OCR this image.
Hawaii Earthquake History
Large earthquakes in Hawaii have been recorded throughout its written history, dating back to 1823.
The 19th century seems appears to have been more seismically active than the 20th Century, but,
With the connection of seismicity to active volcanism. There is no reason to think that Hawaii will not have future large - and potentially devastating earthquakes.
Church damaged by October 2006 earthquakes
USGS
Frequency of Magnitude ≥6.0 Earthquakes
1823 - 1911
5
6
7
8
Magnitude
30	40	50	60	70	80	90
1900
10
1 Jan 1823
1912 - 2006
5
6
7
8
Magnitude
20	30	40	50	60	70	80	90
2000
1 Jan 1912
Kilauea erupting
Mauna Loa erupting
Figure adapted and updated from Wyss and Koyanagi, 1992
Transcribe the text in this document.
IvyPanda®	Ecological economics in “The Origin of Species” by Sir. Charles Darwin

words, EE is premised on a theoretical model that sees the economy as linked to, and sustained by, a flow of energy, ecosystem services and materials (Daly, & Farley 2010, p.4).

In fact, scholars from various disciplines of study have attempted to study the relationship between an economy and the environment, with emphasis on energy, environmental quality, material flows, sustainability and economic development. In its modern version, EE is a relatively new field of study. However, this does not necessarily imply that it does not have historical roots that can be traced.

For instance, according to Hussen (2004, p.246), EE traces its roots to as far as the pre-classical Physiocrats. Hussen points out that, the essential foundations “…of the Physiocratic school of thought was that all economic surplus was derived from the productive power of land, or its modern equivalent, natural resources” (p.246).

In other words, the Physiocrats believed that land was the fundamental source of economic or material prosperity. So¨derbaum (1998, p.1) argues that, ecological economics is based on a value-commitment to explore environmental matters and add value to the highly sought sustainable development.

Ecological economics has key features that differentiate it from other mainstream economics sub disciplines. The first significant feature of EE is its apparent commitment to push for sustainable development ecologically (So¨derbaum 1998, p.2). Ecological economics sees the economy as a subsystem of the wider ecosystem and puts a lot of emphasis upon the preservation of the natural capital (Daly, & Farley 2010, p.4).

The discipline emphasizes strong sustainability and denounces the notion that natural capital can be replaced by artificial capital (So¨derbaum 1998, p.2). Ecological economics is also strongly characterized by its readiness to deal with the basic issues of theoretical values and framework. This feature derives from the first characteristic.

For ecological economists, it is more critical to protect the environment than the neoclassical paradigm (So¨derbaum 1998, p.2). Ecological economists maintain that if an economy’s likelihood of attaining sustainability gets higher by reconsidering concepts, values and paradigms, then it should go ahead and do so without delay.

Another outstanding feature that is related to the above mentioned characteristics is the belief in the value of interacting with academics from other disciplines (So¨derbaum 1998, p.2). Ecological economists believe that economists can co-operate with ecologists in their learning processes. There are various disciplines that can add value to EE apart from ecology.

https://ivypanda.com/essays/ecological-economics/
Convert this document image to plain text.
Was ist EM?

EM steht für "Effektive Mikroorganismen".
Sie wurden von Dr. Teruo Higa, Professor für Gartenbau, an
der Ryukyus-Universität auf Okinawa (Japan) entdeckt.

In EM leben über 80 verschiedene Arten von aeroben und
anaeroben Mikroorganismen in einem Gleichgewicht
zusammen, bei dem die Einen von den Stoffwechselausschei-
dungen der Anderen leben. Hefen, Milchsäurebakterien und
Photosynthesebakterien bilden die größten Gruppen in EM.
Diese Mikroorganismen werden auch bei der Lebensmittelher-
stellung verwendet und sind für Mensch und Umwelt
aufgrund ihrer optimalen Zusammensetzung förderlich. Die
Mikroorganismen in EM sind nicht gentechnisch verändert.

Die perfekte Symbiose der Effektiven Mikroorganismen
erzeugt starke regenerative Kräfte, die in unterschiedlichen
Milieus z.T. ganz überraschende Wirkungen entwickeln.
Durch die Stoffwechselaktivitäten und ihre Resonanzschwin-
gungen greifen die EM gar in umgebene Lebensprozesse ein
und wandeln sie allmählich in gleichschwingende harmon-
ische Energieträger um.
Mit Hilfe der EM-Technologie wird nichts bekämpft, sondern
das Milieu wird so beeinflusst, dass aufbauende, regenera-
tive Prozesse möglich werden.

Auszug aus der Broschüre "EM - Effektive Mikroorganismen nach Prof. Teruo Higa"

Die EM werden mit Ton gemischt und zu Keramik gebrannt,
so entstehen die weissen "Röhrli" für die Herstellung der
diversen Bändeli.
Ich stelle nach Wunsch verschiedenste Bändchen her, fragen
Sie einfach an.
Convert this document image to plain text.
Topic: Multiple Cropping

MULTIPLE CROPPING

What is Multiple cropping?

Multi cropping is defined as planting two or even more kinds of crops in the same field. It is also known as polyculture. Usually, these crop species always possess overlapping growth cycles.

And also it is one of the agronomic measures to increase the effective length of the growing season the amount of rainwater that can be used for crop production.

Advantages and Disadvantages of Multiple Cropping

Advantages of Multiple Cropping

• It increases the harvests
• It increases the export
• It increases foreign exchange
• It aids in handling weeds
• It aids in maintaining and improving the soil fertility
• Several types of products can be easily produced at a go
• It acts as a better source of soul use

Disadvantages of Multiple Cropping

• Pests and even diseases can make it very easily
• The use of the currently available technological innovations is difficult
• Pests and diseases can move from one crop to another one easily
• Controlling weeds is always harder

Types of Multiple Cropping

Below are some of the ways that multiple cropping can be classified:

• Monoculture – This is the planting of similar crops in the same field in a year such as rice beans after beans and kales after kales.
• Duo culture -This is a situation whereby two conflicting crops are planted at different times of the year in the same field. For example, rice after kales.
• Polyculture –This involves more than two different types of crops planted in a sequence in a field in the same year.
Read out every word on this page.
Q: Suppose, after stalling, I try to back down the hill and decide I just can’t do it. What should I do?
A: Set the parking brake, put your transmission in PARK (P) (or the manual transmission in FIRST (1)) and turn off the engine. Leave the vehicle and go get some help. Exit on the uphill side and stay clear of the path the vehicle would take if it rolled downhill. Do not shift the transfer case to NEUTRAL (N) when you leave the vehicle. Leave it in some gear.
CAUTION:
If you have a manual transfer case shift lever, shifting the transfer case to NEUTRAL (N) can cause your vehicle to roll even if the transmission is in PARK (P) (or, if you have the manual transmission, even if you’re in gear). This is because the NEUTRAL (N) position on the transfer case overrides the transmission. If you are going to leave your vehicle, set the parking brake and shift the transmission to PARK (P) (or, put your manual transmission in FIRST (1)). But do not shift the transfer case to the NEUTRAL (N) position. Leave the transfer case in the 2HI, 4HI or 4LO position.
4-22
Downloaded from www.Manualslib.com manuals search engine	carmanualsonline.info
···
Exercise task >>
Word for word, extract all the records.

Answer to this problem >>
OCR this image.
Hawaii Earthquake History
Large earthquakes in Hawaii have been recorded throughout its written history, dating back to 1823.
The 19th century seems appears to have been more seismically active than the 20th Century, but,
With the connection of seismicity to active volcanism. There is no reason to think that Hawaii will not have future large - and potentially devastating earthquakes.
Church damaged by October 2006 earthquakes
USGS
Frequency of Magnitude ≥6.0 Earthquakes
1823 - 1911
5
6
7
8
Magnitude
30	40	50	60	70	80	90
1900
10
1 Jan 1823
1912 - 2006
5
6
7
8
Magnitude
20	30	40	50	60	70	80	90
2000
1 Jan 1912
Kilauea erupting
Mauna Loa erupting
Figure adapted and updated from Wyss and Koyanagi, 1992
Transcribe the text in this document.
IvyPanda®	Ecological economics in “The Origin of Species” by Sir. Charles Darwin

words, EE is premised on a theoretical model that sees the economy as linked to, and sustained by, a flow of energy, ecosystem services and materials (Daly, & Farley 2010, p.4).

In fact, scholars from various disciplines of study have attempted to study the relationship between an economy and the environment, with emphasis on energy, environmental quality, material flows, sustainability and economic development. In its modern version, EE is a relatively new field of study. However, this does not necessarily imply that it does not have historical roots that can be traced.

For instance, according to Hussen (2004, p.246), EE traces its roots to as far as the pre-classical Physiocrats. Hussen points out that, the essential foundations “…of the Physiocratic school of thought was that all economic surplus was derived from the productive power of land, or its modern equivalent, natural resources” (p.246).

In other words, the Physiocrats believed that land was the fundamental source of economic or material prosperity. So¨derbaum (1998, p.1) argues that, ecological economics is based on a value-commitment to explore environmental matters and add value to the highly sought sustainable development.

Ecological economics has key features that differentiate it from other mainstream economics sub disciplines. The first significant feature of EE is its apparent commitment to push for sustainable development ecologically (So¨derbaum 1998, p.2). Ecological economics sees the economy as a subsystem of the wider ecosystem and puts a lot of emphasis upon the preservation of the natural capital (Daly, & Farley 2010, p.4).

The discipline emphasizes strong sustainability and denounces the notion that natural capital can be replaced by artificial capital (So¨derbaum 1998, p.2). Ecological economics is also strongly characterized by its readiness to deal with the basic issues of theoretical values and framework. This feature derives from the first characteristic.

For ecological economists, it is more critical to protect the environment than the neoclassical paradigm (So¨derbaum 1998, p.2). Ecological economists maintain that if an economy’s likelihood of attaining sustainability gets higher by reconsidering concepts, values and paradigms, then it should go ahead and do so without delay.

Another outstanding feature that is related to the above mentioned characteristics is the belief in the value of interacting with academics from other disciplines (So¨derbaum 1998, p.2). Ecological economists believe that economists can co-operate with ecologists in their learning processes. There are various disciplines that can add value to EE apart from ecology.

https://ivypanda.com/essays/ecological-economics/
Convert this document image to plain text.
Was ist EM?

EM steht für "Effektive Mikroorganismen".
Sie wurden von Dr. Teruo Higa, Professor für Gartenbau, an
der Ryukyus-Universität auf Okinawa (Japan) entdeckt.

In EM leben über 80 verschiedene Arten von aeroben und
anaeroben Mikroorganismen in einem Gleichgewicht
zusammen, bei dem die Einen von den Stoffwechselausschei-
dungen der Anderen leben. Hefen, Milchsäurebakterien und
Photosynthesebakterien bilden die größten Gruppen in EM.
Diese Mikroorganismen werden auch bei der Lebensmittelher-
stellung verwendet und sind für Mensch und Umwelt
aufgrund ihrer optimalen Zusammensetzung förderlich. Die
Mikroorganismen in EM sind nicht gentechnisch verändert.

Die perfekte Symbiose der Effektiven Mikroorganismen
erzeugt starke regenerative Kräfte, die in unterschiedlichen
Milieus z.T. ganz überraschende Wirkungen entwickeln.
Durch die Stoffwechselaktivitäten und ihre Resonanzschwin-
gungen greifen die EM gar in umgebene Lebensprozesse ein
und wandeln sie allmählich in gleichschwingende harmon-
ische Energieträger um.
Mit Hilfe der EM-Technologie wird nichts bekämpft, sondern
das Milieu wird so beeinflusst, dass aufbauende, regenera-
tive Prozesse möglich werden.

Auszug aus der Broschüre "EM - Effektive Mikroorganismen nach Prof. Teruo Higa"

Die EM werden mit Ton gemischt und zu Keramik gebrannt,
so entstehen die weissen "Röhrli" für die Herstellung der
diversen Bändeli.
Ich stelle nach Wunsch verschiedenste Bändchen her, fragen
Sie einfach an.
Convert this document image to plain text.
Topic: Multiple Cropping

MULTIPLE CROPPING

What is Multiple cropping?

Multi cropping is defined as planting two or even more kinds of crops in the same field. It is also known as polyculture. Usually, these crop species always possess overlapping growth cycles.

And also it is one of the agronomic measures to increase the effective length of the growing season the amount of rainwater that can be used for crop production.

Advantages and Disadvantages of Multiple Cropping

Advantages of Multiple Cropping

• It increases the harvests
• It increases the export
• It increases foreign exchange
• It aids in handling weeds
• It aids in maintaining and improving the soil fertility
• Several types of products can be easily produced at a go
• It acts as a better source of soul use

Disadvantages of Multiple Cropping

• Pests and even diseases can make it very easily
• The use of the currently available technological innovations is difficult
• Pests and diseases can move from one crop to another one easily
• Controlling weeds is always harder

Types of Multiple Cropping

Below are some of the ways that multiple cropping can be classified:

• Monoculture – This is the planting of similar crops in the same field in a year such as rice beans after beans and kales after kales.
• Duo culture -This is a situation whereby two conflicting crops are planted at different times of the year in the same field. For example, rice after kales.
• Polyculture –This involves more than two different types of crops planted in a sequence in a field in the same year.
Read out every word on this page.
Q: Suppose, after stalling, I try to back down the hill and decide I just can’t do it. What should I do?
A: Set the parking brake, put your transmission in PARK (P) (or the manual transmission in FIRST (1)) and turn off the engine. Leave the vehicle and go get some help. Exit on the uphill side and stay clear of the path the vehicle would take if it rolled downhill. Do not shift the transfer case to NEUTRAL (N) when you leave the vehicle. Leave it in some gear.
CAUTION:
If you have a manual transfer case shift lever, shifting the transfer case to NEUTRAL (N) can cause your vehicle to roll even if the transmission is in PARK (P) (or, if you have the manual transmission, even if you’re in gear). This is because the NEUTRAL (N) position on the transfer case overrides the transmission. If you are going to leave your vehicle, set the parking brake and shift the transmission to PARK (P) (or, put your manual transmission in FIRST (1)). But do not shift the transfer case to the NEUTRAL (N) position. Leave the transfer case in the 2HI, 4HI or 4LO position.
4-22
Downloaded from www.Manualslib.com manuals search engine	carmanualsonline.info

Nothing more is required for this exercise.